▶ _Activity list_:
a) Answer these questions using the Debsa Pass passage.
(i) How high is Debsa Pass?
(ii) On what date did the 1995 team cross the pass?
(iii) What is the scale of Leomann's map of Himachal Pradesh?
b) Retype the part of the Debsa Pass passage starting with "Leomann's 1:200,000 map" and going on through "pass is unmarked.".
c) Condense the paragraph of the Debsa Pass passage that begins "Joydeep Sircar led the teams" into a short list that keeps its main facts.

▶ _Exercise passage_:
##############################

Third Approach
- Location: India
- Coordinates: 31°54′15″N 77°48′07″E﻿ / ﻿31.90417°N 77.80194°E

= Debsa Pass =

Debsa Pass is a 5360 m mountain pass in the Himalaya mountains between the Kullu and Spiti Districts of Himachal Pradesh, India.

Joydeep Sircar led the teams that explored the watershed ridge and discovered the pass after approaching through the Parbati River valley in Kullu. After an abortive attempt on an impassable col further north in 1992, the pass was located and reached in 1993, but the team refrained from crossing it into Spiti under the mistaken impression that they could be arrested because they did not have Inner Line Permits required for Spiti. Two years later, the 1995 team planned to approach from the Spiti side, which involves much less height gain, but tremendous autumn floods in the upper valley of the Beas River and other areas of Himachal which wrecked roads forced them to take the Parbati approach again. This time they crossed the pass on 21 September and completed the route from Manikaran to Kaja.

Leomann's 1:200,000 map of Himachal Pradesh (Third Edition, 2005) shows a dotted track beginning at a point between the Kach (should read Kachh) and Bara Dwari Thach campsites, and crossing the Kullu-Spiti watershed divide into the West Debsa Glacier to follow the West Debsa and Debsa streams to Thidim (should be Thango) in the Parahio Valley. This is a fairly accurate representation of the 1995 route, though the pass is unmarked.

##############################

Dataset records

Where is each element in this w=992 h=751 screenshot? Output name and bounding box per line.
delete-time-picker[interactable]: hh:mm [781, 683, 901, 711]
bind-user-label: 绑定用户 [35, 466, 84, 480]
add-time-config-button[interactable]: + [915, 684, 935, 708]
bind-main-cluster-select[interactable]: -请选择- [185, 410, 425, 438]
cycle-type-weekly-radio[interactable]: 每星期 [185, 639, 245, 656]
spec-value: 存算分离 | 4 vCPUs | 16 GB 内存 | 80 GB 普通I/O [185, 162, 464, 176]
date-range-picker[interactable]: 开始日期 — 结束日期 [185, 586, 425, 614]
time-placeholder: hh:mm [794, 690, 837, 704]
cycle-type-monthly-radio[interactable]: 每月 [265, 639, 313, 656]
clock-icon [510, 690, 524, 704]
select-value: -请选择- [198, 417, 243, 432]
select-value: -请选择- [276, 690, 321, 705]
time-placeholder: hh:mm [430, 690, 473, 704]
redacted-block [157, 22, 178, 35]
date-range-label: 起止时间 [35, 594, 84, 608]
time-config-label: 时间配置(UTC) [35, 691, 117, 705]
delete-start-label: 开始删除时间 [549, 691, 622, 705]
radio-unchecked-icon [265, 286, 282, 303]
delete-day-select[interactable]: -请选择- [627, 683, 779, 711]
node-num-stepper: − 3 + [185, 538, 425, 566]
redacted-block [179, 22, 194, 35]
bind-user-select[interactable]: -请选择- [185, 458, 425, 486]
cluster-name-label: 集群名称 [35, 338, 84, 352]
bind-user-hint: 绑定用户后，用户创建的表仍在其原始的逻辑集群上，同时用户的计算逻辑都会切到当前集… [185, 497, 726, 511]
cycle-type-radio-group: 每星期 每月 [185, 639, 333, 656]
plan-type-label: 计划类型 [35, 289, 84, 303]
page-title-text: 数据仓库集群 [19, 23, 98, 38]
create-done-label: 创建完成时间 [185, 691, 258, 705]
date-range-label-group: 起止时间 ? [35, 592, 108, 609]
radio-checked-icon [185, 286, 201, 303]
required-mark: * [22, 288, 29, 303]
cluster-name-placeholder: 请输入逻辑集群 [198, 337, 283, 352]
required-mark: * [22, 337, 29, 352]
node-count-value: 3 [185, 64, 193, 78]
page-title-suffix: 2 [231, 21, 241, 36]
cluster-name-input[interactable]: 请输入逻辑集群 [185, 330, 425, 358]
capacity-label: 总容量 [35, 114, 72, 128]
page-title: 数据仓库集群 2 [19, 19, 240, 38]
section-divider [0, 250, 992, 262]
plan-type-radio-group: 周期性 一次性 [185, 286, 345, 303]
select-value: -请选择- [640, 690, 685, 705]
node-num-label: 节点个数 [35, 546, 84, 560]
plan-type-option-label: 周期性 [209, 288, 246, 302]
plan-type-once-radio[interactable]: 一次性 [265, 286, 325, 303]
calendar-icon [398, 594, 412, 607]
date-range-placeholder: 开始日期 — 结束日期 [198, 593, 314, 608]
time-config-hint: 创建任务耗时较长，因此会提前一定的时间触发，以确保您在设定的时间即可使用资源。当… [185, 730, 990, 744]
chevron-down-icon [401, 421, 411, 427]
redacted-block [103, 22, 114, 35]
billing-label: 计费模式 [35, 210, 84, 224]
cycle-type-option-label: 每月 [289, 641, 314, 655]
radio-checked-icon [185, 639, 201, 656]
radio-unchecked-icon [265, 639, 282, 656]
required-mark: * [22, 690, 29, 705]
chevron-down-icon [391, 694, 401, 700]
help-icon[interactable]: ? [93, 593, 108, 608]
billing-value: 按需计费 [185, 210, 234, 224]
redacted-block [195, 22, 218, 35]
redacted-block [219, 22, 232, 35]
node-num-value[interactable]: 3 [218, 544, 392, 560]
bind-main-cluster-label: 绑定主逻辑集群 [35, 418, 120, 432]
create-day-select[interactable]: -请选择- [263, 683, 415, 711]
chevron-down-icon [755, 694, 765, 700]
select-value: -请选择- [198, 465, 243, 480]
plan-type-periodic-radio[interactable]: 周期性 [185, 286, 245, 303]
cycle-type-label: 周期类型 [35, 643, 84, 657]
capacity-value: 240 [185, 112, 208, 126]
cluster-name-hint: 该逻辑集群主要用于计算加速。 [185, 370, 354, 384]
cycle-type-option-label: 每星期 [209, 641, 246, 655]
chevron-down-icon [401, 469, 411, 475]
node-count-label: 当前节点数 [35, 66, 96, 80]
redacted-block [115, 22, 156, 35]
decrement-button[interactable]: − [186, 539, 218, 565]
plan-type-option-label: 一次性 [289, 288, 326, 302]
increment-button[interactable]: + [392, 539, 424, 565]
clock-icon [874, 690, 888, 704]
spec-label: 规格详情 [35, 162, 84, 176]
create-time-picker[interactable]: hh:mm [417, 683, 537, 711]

##############################

▶ _Responses to the exercise_:
a)
(i) 5360 m
(ii) 21 September
(iii) 1:200,000

b)
Leomann's 1:200,000 map of Himachal Pradesh (Third Edition, 2005) shows a dotted track beginning at a point between the Kach (should read Kachh) and Bara Dwari Thach campsites, and crossing the Kullu-Spiti watershed divide into the West Debsa Glacier to follow the West Debsa and Debsa streams to Thidim (should be Thango) in the Parahio Valley. This is a fairly accurate representation of the 1995 route, though the pass is unmarked.

c)
- Joydeep Sircar led the teams that explored the watershed ridge and discovered the pass, approaching through the Parbati River valley in Kullu.
- In 1992 the team made an abortive attempt on an impassable col further north.
- In 1993 the pass was located and reached, but the team did not cross into Spiti. They mistakenly believed they could be arrested for lacking Inner Line Permits.
- The 1995 team planned to approach from the Spiti side, which involves much less height gain. Autumn floods that wrecked roads forced them to use the Parbati approach again.
- On 21 September 1995 they crossed the pass and completed the route from Manikaran to Kaja.